## Direction
Answer with nothing but the number of lines that include the word "consumers".

## Entries with figure data
- - -

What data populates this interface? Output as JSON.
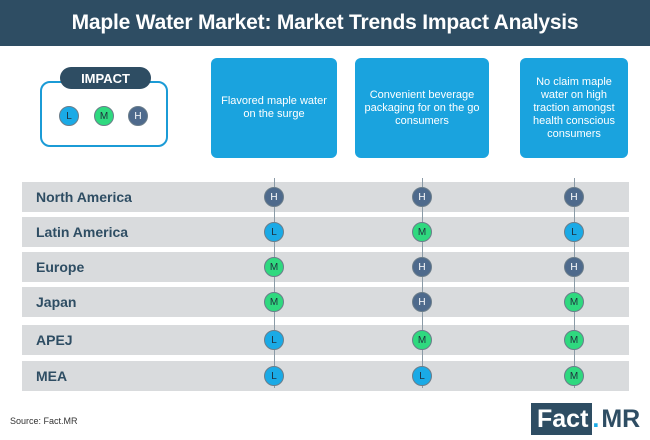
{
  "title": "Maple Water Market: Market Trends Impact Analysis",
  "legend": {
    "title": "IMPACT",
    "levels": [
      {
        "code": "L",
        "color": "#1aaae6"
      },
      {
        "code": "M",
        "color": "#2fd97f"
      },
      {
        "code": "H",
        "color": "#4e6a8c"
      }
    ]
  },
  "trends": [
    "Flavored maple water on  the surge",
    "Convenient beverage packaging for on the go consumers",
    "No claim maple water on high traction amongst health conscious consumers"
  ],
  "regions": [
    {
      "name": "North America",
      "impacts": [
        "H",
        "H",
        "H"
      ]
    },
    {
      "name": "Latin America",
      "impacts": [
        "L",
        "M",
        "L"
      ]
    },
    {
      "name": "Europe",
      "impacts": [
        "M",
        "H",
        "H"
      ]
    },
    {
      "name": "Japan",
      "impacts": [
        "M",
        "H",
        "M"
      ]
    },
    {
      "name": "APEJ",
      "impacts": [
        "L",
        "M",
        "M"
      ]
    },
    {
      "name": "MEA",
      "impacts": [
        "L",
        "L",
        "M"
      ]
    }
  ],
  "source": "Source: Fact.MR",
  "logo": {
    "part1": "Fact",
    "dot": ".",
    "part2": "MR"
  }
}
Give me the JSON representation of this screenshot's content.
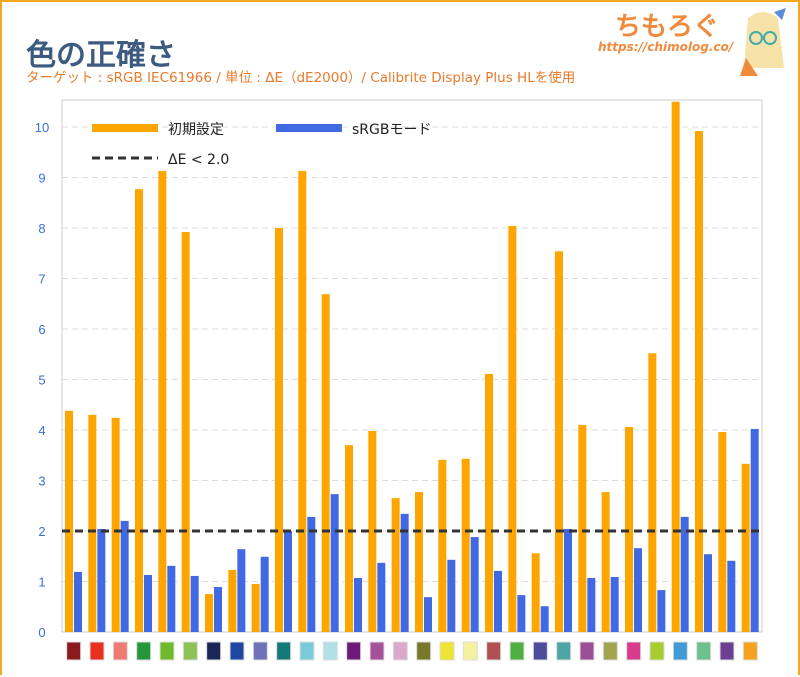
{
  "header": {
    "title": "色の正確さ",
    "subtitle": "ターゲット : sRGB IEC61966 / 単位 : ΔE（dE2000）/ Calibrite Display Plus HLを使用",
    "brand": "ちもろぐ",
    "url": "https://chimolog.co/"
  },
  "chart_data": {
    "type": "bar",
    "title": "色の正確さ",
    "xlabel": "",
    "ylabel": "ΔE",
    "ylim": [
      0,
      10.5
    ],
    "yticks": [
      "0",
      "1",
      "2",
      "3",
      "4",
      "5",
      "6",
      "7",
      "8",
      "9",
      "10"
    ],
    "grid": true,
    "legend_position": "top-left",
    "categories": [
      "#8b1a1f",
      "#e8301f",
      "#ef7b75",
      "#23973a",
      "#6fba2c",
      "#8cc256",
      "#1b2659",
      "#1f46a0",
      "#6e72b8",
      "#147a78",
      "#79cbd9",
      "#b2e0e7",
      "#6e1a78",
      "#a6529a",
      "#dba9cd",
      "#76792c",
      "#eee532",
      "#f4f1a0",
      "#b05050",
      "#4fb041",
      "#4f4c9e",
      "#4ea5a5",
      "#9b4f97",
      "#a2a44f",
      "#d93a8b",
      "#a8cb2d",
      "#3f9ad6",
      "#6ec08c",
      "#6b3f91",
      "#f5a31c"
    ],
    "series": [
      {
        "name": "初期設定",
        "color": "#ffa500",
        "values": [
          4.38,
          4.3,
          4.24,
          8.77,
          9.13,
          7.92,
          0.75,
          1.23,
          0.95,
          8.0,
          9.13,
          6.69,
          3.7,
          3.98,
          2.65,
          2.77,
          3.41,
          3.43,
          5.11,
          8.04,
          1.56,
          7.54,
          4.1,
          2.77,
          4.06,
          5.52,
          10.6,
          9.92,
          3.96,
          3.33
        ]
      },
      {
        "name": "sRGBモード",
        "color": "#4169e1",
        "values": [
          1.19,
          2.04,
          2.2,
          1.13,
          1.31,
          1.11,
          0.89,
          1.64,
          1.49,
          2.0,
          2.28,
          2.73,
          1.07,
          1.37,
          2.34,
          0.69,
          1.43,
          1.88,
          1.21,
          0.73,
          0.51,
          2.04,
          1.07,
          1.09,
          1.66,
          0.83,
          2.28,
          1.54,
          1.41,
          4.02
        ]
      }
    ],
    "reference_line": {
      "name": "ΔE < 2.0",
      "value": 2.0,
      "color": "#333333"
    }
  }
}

- - -

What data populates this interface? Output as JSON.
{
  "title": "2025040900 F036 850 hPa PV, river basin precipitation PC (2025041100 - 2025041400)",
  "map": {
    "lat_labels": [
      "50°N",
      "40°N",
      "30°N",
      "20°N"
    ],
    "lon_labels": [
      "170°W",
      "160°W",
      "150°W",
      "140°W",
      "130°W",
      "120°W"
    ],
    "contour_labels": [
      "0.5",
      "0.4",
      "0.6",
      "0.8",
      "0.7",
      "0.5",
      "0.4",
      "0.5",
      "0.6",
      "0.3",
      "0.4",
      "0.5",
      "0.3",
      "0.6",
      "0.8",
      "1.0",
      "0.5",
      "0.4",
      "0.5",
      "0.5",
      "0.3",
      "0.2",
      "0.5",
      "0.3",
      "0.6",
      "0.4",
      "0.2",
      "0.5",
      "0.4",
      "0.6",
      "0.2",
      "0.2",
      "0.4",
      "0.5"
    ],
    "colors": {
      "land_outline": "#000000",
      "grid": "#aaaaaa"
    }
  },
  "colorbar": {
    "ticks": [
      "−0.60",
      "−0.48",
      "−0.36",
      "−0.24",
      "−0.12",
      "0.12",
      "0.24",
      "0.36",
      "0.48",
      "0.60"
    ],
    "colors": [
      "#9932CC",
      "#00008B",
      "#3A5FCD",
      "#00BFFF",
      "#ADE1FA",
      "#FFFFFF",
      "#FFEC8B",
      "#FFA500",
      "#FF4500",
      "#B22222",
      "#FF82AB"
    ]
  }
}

- - -

## Final result
2